▶ WHAT IS REQUIRED:
Reproduce each of the lines word for word.

+===+

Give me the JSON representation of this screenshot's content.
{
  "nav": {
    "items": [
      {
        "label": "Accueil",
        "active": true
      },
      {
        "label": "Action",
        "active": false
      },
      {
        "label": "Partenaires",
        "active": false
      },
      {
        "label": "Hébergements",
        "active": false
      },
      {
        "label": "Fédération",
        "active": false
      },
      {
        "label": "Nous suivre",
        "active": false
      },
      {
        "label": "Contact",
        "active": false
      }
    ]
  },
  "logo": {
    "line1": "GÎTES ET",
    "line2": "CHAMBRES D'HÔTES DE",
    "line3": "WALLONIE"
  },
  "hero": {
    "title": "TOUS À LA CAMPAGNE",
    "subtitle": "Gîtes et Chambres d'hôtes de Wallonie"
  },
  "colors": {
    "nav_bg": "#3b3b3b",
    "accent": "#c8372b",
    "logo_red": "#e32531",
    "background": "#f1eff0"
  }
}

+===+

▶ CORRECT RESULT:
Give me the JSON representation of this screenshot's content.
{
  "nav": {
    "items": [
      {
        "label": "Accueil",
        "active": true
      },
      {
        "label": "Action",
        "active": false
      },
      {
        "label": "Partenaires",
        "active": false
      },
      {
        "label": "Hébergements",
        "active": false
      },
      {
        "label": "Fédération",
        "active": false
      },
      {
        "label": "Nous suivre",
        "active": false
      },
      {
        "label": "Contact",
        "active": false
      }
    ]
  },
  "logo": {
    "line1": "GÎTES ET",
    "line2": "CHAMBRES D'HÔTES DE",
    "line3": "WALLONIE"
  },
  "hero": {
    "title": "TOUS À LA CAMPAGNE",
    "subtitle": "Gîtes et Chambres d'hôtes de Wallonie"
  },
  "colors": {
    "nav_bg": "#3b3b3b",
    "accent": "#c8372b",
    "logo_red": "#e32531",
    "background": "#f1eff0"
  }
}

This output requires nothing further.